■ EXERCISE DESCRIPTION
Leaving out the pictures, retype all the material exactly.

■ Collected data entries
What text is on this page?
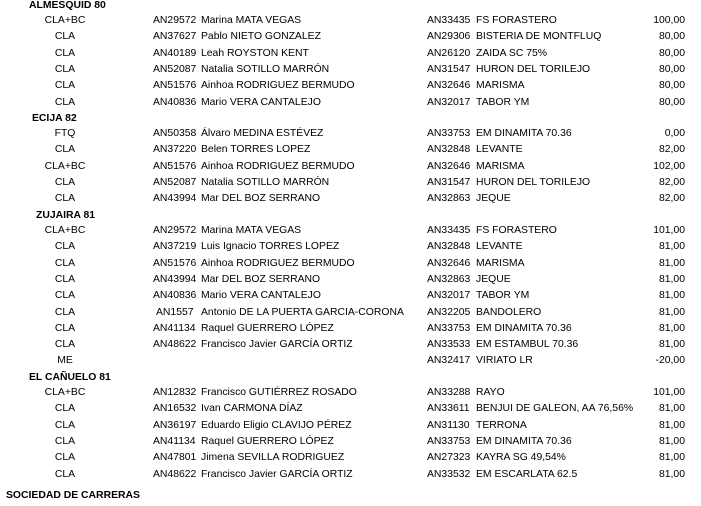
ALMESQUID 80
CLA+BC	AN29572 Marina MATA VEGAS	AN33435 FS FORASTERO	100,00
CLA	AN37627 Pablo NIETO GONZALEZ	AN29306 BISTERIA DE MONTFLUQ	80,00
CLA	AN40189 Leah ROYSTON KENT	AN26120 ZAIDA SC 75%	80,00
CLA	AN52087 Natalia SOTILLO MARRÓN	AN31547 HURON DEL TORILEJO	80,00
CLA	AN51576 Ainhoa RODRIGUEZ BERMUDO	AN32646 MARISMA	80,00
CLA	AN40836 Mario VERA CANTALEJO	AN32017 TABOR YM	80,00
ECIJA 82
FTQ	AN50358 Álvaro MEDINA ESTÉVEZ	AN33753 EM DINAMITA 70.36	0,00
CLA	AN37220 Belen TORRES LOPEZ	AN32848 LEVANTE	82,00
CLA+BC	AN51576 Ainhoa RODRIGUEZ BERMUDO	AN32646 MARISMA	102,00
CLA	AN52087 Natalia SOTILLO MARRÓN	AN31547 HURON DEL TORILEJO	82,00
CLA	AN43994 Mar DEL BOZ SERRANO	AN32863 JEQUE	82,00
ZUJAIRA 81
CLA+BC	AN29572 Marina MATA VEGAS	AN33435 FS FORASTERO	101,00
CLA	AN37219 Luis Ignacio TORRES LOPEZ	AN32848 LEVANTE	81,00
CLA	AN51576 Ainhoa RODRIGUEZ BERMUDO	AN32646 MARISMA	81,00
CLA	AN43994 Mar DEL BOZ SERRANO	AN32863 JEQUE	81,00
CLA	AN40836 Mario VERA CANTALEJO	AN32017 TABOR YM	81,00
CLA	AN1557 Antonio DE LA PUERTA GARCIA-CORONA AN32205 BANDOLERO	81,00
CLA	AN41134 Raquel GUERRERO LÓPEZ	AN33753 EM DINAMITA 70.36	81,00
CLA	AN48622 Francisco Javier GARCÍA ORTIZ	AN33533 EM ESTAMBUL 70.36	81,00
ME	AN32417 VIRIATO LR	-20,00
EL CAÑUELO 81
CLA+BC	AN12832 Francisco GUTIÉRREZ ROSADO	AN33288 RAYO	101,00
CLA	AN16532 Ivan CARMONA DÍAZ	AN33611 BENJUI DE GALEON, AA 76,56% 81,00
CLA	AN36197 Eduardo Eligio CLAVIJO PÉREZ	AN31130 TERRONA	81,00
CLA	AN41134 Raquel GUERRERO LÓPEZ	AN33753 EM DINAMITA 70.36	81,00
CLA	AN47801 Jimena SEVILLA RODRIGUEZ	AN27323 KAYRA SG 49,54%	81,00
CLA	AN48622 Francisco Javier GARCÍA ORTIZ	AN33532 EM ESCARLATA 62.5	81,00
SOCIEDAD DE CARRERAS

■ RESPONSE TO THIS EXERCISE
What text is on this page?
ALMESQUID 80
CLA+BC	AN29572 Marina MATA VEGAS	AN33435 FS FORASTERO	100,00
CLA	AN37627 Pablo NIETO GONZALEZ	AN29306 BISTERIA DE MONTFLUQ	80,00
CLA	AN40189 Leah ROYSTON KENT	AN26120 ZAIDA SC 75%	80,00
CLA	AN52087 Natalia SOTILLO MARRÓN	AN31547 HURON DEL TORILEJO	80,00
CLA	AN51576 Ainhoa RODRIGUEZ BERMUDO	AN32646 MARISMA	80,00
CLA	AN40836 Mario VERA CANTALEJO	AN32017 TABOR YM	80,00
ECIJA 82
FTQ	AN50358 Álvaro MEDINA ESTÉVEZ	AN33753 EM DINAMITA 70.36	0,00
CLA	AN37220 Belen TORRES LOPEZ	AN32848 LEVANTE	82,00
CLA+BC	AN51576 Ainhoa RODRIGUEZ BERMUDO	AN32646 MARISMA	102,00
CLA	AN52087 Natalia SOTILLO MARRÓN	AN31547 HURON DEL TORILEJO	82,00
CLA	AN43994 Mar DEL BOZ SERRANO	AN32863 JEQUE	82,00
ZUJAIRA 81
CLA+BC	AN29572 Marina MATA VEGAS	AN33435 FS FORASTERO	101,00
CLA	AN37219 Luis Ignacio TORRES LOPEZ	AN32848 LEVANTE	81,00
CLA	AN51576 Ainhoa RODRIGUEZ BERMUDO	AN32646 MARISMA	81,00
CLA	AN43994 Mar DEL BOZ SERRANO	AN32863 JEQUE	81,00
CLA	AN40836 Mario VERA CANTALEJO	AN32017 TABOR YM	81,00
CLA	AN1557 Antonio DE LA PUERTA GARCIA-CORONA AN32205 BANDOLERO	81,00
CLA	AN41134 Raquel GUERRERO LÓPEZ	AN33753 EM DINAMITA 70.36	81,00
CLA	AN48622 Francisco Javier GARCÍA ORTIZ	AN33533 EM ESTAMBUL 70.36	81,00
ME	AN32417 VIRIATO LR	-20,00
EL CAÑUELO 81
CLA+BC	AN12832 Francisco GUTIÉRREZ ROSADO	AN33288 RAYO	101,00
CLA	AN16532 Ivan CARMONA DÍAZ	AN33611 BENJUI DE GALEON, AA 76,56% 81,00
CLA	AN36197 Eduardo Eligio CLAVIJO PÉREZ	AN31130 TERRONA	81,00
CLA	AN41134 Raquel GUERRERO LÓPEZ	AN33753 EM DINAMITA 70.36	81,00
CLA	AN47801 Jimena SEVILLA RODRIGUEZ	AN27323 KAYRA SG 49,54%	81,00
CLA	AN48622 Francisco Javier GARCÍA ORTIZ	AN33532 EM ESCARLATA 62.5	81,00
SOCIEDAD DE CARRERAS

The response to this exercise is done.